Directive>
Do not carry the pictures over; copy every other part of the entries exactly.

########

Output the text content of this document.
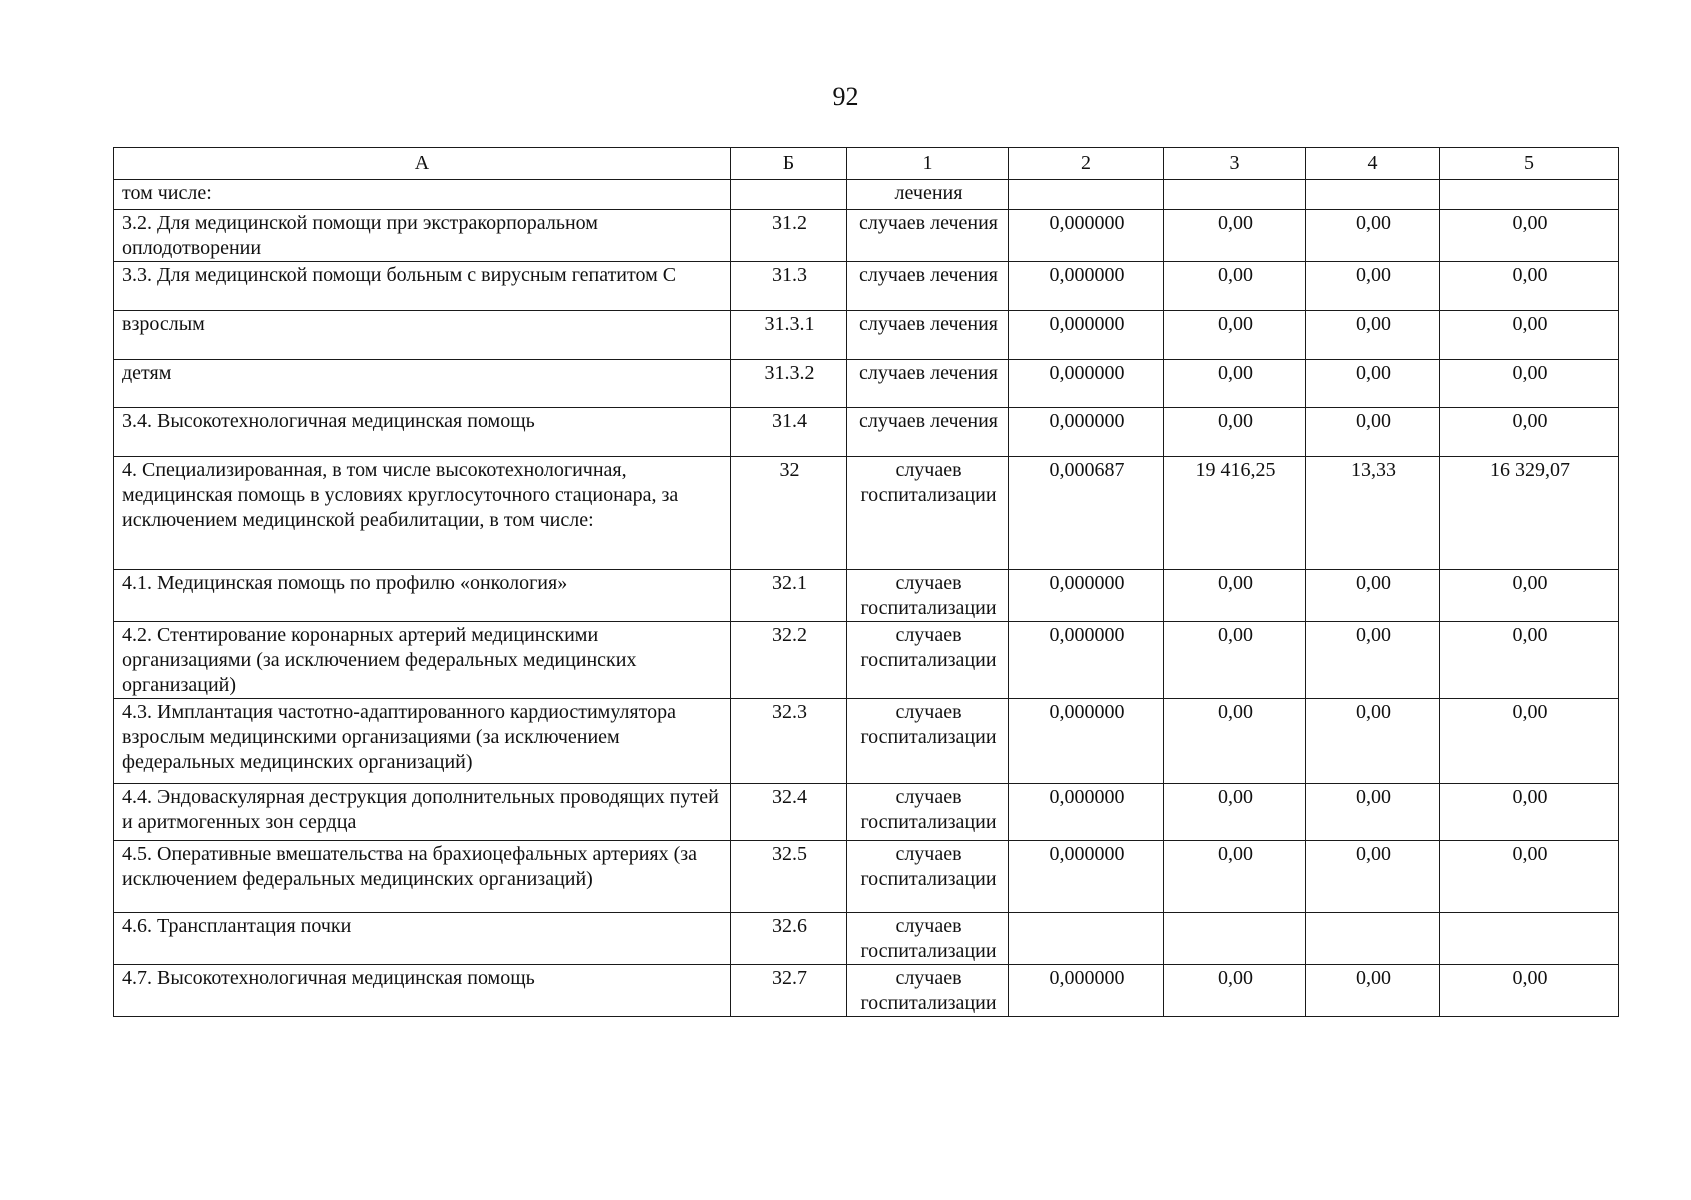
92
А	Б	1	2	3	4	5
том числе:		лечения				
3.2. Для медицинской помощи при экстракорпоральном оплодотворении	31.2	случаев лечения	0,000000	0,00	0,00	0,00
3.3. Для медицинской помощи больным с вирусным гепатитом С	31.3	случаев лечения	0,000000	0,00	0,00	0,00
взрослым	31.3.1	случаев лечения	0,000000	0,00	0,00	0,00
детям	31.3.2	случаев лечения	0,000000	0,00	0,00	0,00
3.4. Высокотехнологичная медицинская помощь	31.4	случаев лечения	0,000000	0,00	0,00	0,00
4. Специализированная, в том числе высокотехнологичная, медицинская помощь в условиях круглосуточного стационара, за исключением медицинской реабилитации, в том числе:	32	случаев госпитализации	0,000687	19 416,25	13,33	16 329,07
4.1. Медицинская помощь по профилю «онкология»	32.1	случаев госпитализации	0,000000	0,00	0,00	0,00
4.2. Стентирование коронарных артерий медицинскими организациями (за исключением федеральных медицинских организаций)	32.2	случаев госпитализации	0,000000	0,00	0,00	0,00
4.3. Имплантация частотно-адаптированного кардиостимулятора взрослым медицинскими организациями (за исключением федеральных медицинских организаций)	32.3	случаев госпитализации	0,000000	0,00	0,00	0,00
4.4. Эндоваскулярная деструкция дополнительных проводящих путей и аритмогенных зон сердца	32.4	случаев госпитализации	0,000000	0,00	0,00	0,00
4.5. Оперативные вмешательства на брахиоцефальных артериях (за исключением федеральных медицинских организаций)	32.5	случаев госпитализации	0,000000	0,00	0,00	0,00
4.6. Трансплантация почки	32.6	случаев госпитализации				
4.7. Высокотехнологичная медицинская помощь	32.7	случаев госпитализации	0,000000	0,00	0,00	0,00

########

Solution>
Output the text content of this document.
92
А	Б	1	2	3	4	5
том числе:		лечения				
3.2. Для медицинской помощи при экстракорпоральном оплодотворении	31.2	случаев лечения	0,000000	0,00	0,00	0,00
3.3. Для медицинской помощи больным с вирусным гепатитом С	31.3	случаев лечения	0,000000	0,00	0,00	0,00
взрослым	31.3.1	случаев лечения	0,000000	0,00	0,00	0,00
детям	31.3.2	случаев лечения	0,000000	0,00	0,00	0,00
3.4. Высокотехнологичная медицинская помощь	31.4	случаев лечения	0,000000	0,00	0,00	0,00
4. Специализированная, в том числе высокотехнологичная, медицинская помощь в условиях круглосуточного стационара, за исключением медицинской реабилитации, в том числе:	32	случаев госпитализации	0,000687	19 416,25	13,33	16 329,07
4.1. Медицинская помощь по профилю «онкология»	32.1	случаев госпитализации	0,000000	0,00	0,00	0,00
4.2. Стентирование коронарных артерий медицинскими организациями (за исключением федеральных медицинских организаций)	32.2	случаев госпитализации	0,000000	0,00	0,00	0,00
4.3. Имплантация частотно-адаптированного кардиостимулятора взрослым медицинскими организациями (за исключением федеральных медицинских организаций)	32.3	случаев госпитализации	0,000000	0,00	0,00	0,00
4.4. Эндоваскулярная деструкция дополнительных проводящих путей и аритмогенных зон сердца	32.4	случаев госпитализации	0,000000	0,00	0,00	0,00
4.5. Оперативные вмешательства на брахиоцефальных артериях (за исключением федеральных медицинских организаций)	32.5	случаев госпитализации	0,000000	0,00	0,00	0,00
4.6. Трансплантация почки	32.6	случаев госпитализации				
4.7. Высокотехнологичная медицинская помощь	32.7	случаев госпитализации	0,000000	0,00	0,00	0,00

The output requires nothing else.